Article:
— Begin —

I Got Nothing Today. Sorry. So Instead, You Can Look At My Wood.

I tried to write some snappy essays for you last night, came up dry.  I have a lot of good ideas, but my essay-writin’ segment of the brain is conking out to the point where I don’t feel like making good arguments in a sloppy way.
So here!  Have some more woodworking!
My wife surprised me for my birthday, proving she is the best wife in the world by buying me the thing I wanted most: reproduction Ms. Pac-Man cabinet art.  Ms. Pac-Man is the game of my childhood, and a bonding experience with my father: every time we get together, we find some way to go head-to-head, devouring dots.  So I’d been thinking about how to make my cabinet look like a Ms. Pac-Man machine, and lo!  She had done the research to find me the art!
There’s just one problem, though:
The art doesn’t fit.
*sad trombone*
Some have asked, “Why don’t you just cut the art to fit?” And my answer is, “Why don’t you chop up the Mona Lisa to fit in a smaller frame?” This is classic art, man, and I’m not going to resize it. That would bug me. No, instead I’ll just have to make a new, reproduction Ms. Pac-Man arcade cabinet at some point down the line.
In the meantime, Erin and I did the final touches before the coat of paint:
It looks like an actual piece of furniture now, which still amazes us. We wander outside to look at it in a happy daze, unable to believe that we did this. Which is bizarre, this idea that we formed something from tools and raw materials, but here’s the proof. It’s done. We can put things in it. So strange!
The painting is what I’m excited about. I’m told that once you paint it, it becomes an arcade cabinet, and that I can see: right now, it’s all patched wood and beams, but when it gets a coat of glossy black, it becomes a single object, and that will be exciting as fuck. I’ll probably do that on Sunday, as I have some delightful Angie-company visiting this weekend.
The great thing is that after this, I know what project I’m doing next. Gini and I have always wanted a Secret Passage in the basement. So we shall make one, hiding a door with swinging bookcases. This is going to involve me being good enough to make normal bookcases – which, let’s be honest, we can never get enough of – and then eventually making a heavily customized one. That’s a project that’ll take probably a year of time to get good at, since it’ll involve making at least seven bookcases before we’re done.
But hey. I’ve got time and wood on my hands.

Building An Arcade Cabinet: About Halfway Through

So this Sunday, as Erin’s Father’s Day present to me, my daughter and I started making an arcade cabinet.  Which is intimidating; we had set up all the tools, but now we actually had to use them.
Our first issue was tracing the diagram on the board, which involved about an hour of careful measuring, and then cutting it out using our freshly-purchased jigsaw:
We made several errors, but the biggest one was that frankly, never trust the blade that comes with the jigsaw. It was a tiny thing that left a very lopsided cut as we cut through the board on the lowest, slowest setting – which we thought was my poor skill. Once we got a better blade at Lowes, one that was recommended by another book, we discovered that hey, Erin’s a natural at this! Wait! Now I’m a natural! It worked!
When that was all done, we completed the day with triumph:
But I was bored and restless, since Gini wasn’t back and I didn’t feel like going out for a run – so instead, I sat down for another two hours in the workshop and made the base and monitor shelf.

— End —

Dataset excerpt:
— Begin —

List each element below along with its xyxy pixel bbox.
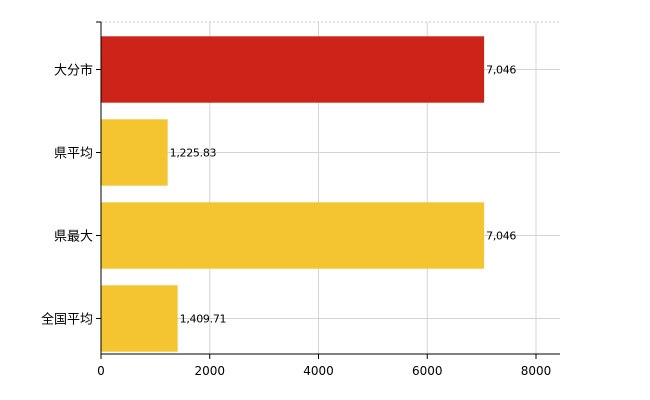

— End —

Set problem: Reproduce the passage of the arcade cabinet post above, starting with "There’s just one" and going on through "it. So strange!".

Written reply:
There’s just one problem, though:
The art doesn’t fit.
*sad trombone*
Some have asked, “Why don’t you just cut the art to fit?” And my answer is, “Why don’t you chop up the Mona Lisa to fit in a smaller frame?” This is classic art, man, and I’m not going to resize it. That would bug me. No, instead I’ll just have to make a new, reproduction Ms. Pac-Man arcade cabinet at some point down the line.
In the meantime, Erin and I did the final touches before the coat of paint:
It looks like an actual piece of furniture now, which still amazes us. We wander outside to look at it in a happy daze, unable to believe that we did this. Which is bizarre, this idea that we formed something from tools and raw materials, but here’s the proof. It’s done. We can put things in it. So strange!